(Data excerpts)
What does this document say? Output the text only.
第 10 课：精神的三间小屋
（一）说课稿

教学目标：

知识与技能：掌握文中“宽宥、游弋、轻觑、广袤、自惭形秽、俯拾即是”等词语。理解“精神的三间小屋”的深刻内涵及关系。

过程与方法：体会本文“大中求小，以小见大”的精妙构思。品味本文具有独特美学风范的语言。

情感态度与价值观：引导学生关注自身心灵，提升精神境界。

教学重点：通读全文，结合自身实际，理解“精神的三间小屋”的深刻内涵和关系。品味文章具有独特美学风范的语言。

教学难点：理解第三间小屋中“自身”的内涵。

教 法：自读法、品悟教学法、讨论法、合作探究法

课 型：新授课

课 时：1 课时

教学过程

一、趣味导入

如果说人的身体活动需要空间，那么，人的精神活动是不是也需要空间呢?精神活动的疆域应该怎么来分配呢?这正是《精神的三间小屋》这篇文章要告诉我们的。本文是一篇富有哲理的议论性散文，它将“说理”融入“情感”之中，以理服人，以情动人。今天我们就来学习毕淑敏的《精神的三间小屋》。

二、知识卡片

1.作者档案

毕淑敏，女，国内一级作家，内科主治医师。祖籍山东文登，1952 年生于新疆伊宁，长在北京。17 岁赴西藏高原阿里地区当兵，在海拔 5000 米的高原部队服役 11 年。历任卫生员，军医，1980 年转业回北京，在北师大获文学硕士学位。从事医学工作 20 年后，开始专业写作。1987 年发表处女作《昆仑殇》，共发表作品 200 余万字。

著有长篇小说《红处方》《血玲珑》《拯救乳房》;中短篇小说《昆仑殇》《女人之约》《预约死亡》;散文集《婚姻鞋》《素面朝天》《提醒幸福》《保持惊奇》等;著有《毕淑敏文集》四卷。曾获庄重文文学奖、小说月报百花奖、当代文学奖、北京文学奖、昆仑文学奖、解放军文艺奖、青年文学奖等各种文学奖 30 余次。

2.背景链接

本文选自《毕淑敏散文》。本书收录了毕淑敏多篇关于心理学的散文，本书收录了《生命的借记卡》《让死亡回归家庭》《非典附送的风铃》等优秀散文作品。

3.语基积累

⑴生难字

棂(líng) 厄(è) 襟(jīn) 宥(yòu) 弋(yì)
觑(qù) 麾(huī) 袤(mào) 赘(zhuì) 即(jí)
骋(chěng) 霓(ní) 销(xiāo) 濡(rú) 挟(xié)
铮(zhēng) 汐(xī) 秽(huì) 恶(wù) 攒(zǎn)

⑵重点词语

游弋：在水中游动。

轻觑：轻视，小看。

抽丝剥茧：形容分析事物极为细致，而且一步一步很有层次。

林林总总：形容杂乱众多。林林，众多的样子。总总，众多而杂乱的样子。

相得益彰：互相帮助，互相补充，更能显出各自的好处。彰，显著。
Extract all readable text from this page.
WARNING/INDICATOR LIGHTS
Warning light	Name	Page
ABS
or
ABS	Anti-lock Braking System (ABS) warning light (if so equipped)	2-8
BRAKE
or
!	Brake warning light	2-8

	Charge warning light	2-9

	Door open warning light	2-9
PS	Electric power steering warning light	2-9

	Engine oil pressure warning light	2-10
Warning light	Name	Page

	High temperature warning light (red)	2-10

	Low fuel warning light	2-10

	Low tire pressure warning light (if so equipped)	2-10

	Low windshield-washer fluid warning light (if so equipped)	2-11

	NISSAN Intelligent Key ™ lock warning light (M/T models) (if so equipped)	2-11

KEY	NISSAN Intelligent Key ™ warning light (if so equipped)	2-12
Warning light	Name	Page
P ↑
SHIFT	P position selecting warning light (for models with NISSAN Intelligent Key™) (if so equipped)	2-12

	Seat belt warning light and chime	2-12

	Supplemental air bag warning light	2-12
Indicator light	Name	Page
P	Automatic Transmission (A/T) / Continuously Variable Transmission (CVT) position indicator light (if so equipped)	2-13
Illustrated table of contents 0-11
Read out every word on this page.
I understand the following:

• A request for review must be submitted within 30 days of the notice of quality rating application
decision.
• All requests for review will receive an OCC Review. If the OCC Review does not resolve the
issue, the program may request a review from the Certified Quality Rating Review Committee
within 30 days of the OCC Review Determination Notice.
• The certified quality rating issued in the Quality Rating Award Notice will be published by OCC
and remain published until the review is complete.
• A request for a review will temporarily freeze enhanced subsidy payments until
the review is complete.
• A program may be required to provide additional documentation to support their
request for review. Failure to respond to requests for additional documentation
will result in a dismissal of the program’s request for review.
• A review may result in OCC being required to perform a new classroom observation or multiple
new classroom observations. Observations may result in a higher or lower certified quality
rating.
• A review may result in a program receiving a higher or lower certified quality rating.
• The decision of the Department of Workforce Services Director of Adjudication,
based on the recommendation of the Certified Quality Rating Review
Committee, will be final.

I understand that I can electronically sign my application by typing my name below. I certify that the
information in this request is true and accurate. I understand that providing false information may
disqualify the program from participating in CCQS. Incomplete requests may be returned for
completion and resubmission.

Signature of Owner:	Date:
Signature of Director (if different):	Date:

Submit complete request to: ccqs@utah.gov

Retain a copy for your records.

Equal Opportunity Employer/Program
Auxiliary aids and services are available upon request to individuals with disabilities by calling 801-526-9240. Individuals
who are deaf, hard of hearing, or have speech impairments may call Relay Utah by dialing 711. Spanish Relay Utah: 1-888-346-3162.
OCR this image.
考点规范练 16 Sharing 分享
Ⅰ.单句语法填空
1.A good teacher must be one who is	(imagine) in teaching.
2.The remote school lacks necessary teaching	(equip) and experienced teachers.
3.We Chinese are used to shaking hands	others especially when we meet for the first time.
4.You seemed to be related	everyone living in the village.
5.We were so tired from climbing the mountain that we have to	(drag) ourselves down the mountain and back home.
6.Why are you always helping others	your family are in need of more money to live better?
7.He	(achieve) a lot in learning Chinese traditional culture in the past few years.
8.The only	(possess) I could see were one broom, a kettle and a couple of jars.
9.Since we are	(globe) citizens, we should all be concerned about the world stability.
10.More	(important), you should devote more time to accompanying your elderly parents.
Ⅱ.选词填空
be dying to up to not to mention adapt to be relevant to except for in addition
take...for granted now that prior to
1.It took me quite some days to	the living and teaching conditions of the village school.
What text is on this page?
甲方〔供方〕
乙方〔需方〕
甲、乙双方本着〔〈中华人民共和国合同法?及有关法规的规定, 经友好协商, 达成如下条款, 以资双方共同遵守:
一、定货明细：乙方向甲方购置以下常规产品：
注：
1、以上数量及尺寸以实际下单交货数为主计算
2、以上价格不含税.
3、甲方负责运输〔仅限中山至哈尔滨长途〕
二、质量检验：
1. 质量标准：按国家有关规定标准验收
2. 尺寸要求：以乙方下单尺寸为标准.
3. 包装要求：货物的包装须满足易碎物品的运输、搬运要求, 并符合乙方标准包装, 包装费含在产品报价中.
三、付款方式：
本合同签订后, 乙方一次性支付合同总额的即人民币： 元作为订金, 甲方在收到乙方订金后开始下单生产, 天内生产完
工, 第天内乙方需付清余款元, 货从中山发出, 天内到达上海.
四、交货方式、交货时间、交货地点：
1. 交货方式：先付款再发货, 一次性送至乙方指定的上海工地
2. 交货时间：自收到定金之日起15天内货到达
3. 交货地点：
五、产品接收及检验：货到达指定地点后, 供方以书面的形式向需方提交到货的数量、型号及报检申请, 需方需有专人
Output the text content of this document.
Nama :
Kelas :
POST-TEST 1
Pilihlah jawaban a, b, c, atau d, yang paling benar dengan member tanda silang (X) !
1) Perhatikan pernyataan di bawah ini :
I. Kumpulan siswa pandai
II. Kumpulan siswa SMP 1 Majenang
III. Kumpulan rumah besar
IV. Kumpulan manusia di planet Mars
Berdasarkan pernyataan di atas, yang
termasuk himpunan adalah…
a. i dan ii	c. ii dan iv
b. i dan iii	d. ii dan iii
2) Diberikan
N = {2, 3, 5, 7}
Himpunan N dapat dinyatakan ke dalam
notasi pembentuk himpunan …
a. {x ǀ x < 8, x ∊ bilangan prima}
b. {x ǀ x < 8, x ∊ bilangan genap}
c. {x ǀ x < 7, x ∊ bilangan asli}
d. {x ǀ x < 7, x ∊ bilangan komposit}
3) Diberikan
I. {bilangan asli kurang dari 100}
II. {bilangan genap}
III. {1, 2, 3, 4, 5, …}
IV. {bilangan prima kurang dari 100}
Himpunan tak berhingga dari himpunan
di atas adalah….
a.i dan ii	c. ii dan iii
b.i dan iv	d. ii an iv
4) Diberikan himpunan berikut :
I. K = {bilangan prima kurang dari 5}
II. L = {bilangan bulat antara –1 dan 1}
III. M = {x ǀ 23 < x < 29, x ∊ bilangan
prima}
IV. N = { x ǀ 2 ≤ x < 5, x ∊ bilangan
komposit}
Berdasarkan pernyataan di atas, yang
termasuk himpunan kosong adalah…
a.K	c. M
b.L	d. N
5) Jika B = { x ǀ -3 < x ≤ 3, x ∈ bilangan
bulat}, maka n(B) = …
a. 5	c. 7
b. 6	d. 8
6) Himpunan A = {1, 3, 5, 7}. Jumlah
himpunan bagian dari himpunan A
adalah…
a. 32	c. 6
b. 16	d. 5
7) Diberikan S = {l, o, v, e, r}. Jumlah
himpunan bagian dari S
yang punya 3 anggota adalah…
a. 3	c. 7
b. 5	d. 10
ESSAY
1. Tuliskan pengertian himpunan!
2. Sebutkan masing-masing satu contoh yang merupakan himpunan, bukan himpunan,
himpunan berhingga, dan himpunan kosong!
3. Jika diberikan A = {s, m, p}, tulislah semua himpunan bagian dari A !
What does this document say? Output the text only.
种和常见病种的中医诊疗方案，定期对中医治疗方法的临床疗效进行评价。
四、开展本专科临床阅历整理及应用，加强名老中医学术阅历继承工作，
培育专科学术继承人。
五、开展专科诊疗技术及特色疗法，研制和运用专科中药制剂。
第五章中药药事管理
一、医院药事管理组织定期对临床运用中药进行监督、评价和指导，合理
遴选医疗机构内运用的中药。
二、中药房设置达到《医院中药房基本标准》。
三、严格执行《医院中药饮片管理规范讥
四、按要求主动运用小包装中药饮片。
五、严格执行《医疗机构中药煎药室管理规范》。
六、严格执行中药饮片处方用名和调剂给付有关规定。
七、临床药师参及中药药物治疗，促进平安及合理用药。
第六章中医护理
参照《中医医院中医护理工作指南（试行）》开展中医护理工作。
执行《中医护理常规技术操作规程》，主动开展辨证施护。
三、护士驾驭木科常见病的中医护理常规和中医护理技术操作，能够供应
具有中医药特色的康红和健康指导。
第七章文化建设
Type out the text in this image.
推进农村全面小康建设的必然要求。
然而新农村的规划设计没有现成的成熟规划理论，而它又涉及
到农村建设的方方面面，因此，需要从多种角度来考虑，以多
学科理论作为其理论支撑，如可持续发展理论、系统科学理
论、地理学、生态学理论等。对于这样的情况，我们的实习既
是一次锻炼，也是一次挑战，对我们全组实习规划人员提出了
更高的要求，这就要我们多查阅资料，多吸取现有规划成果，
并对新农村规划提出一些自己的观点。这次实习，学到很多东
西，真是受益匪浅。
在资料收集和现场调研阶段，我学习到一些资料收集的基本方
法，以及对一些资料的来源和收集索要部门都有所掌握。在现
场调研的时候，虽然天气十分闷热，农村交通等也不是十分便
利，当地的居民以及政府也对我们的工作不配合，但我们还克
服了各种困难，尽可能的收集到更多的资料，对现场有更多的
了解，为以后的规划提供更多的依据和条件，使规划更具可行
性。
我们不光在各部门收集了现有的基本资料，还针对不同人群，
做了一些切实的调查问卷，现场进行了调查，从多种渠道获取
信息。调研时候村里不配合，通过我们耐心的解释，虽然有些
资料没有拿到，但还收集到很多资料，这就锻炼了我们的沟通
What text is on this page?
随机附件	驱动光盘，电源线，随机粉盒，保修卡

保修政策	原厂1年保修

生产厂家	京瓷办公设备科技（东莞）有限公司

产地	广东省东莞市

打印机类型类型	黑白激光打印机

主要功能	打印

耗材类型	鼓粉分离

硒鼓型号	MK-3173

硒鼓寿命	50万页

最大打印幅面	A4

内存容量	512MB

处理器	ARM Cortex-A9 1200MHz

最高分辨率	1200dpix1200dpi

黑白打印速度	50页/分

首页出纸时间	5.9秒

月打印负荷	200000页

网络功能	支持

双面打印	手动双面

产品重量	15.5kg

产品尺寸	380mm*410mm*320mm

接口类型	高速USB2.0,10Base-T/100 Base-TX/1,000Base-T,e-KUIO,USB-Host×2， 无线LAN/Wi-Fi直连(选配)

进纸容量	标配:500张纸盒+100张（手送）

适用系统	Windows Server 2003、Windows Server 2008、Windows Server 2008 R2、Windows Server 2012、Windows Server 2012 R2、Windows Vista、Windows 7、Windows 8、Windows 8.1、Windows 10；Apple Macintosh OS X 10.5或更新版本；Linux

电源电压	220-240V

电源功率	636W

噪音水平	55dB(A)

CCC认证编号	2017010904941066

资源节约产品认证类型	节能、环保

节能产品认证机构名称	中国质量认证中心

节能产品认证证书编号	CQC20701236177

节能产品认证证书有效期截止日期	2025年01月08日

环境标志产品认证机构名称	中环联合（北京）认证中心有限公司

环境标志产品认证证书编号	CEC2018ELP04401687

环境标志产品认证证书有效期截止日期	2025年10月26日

- _WORK TO BE COMPLETED_
Using the listing above, gather each line that holds the string "交货时间" and copy it.

- _COMPLETED EXERCISE_
四、交货方式、交货时间、交货地点：
2. 交货时间：自收到定金之日起15天内货到达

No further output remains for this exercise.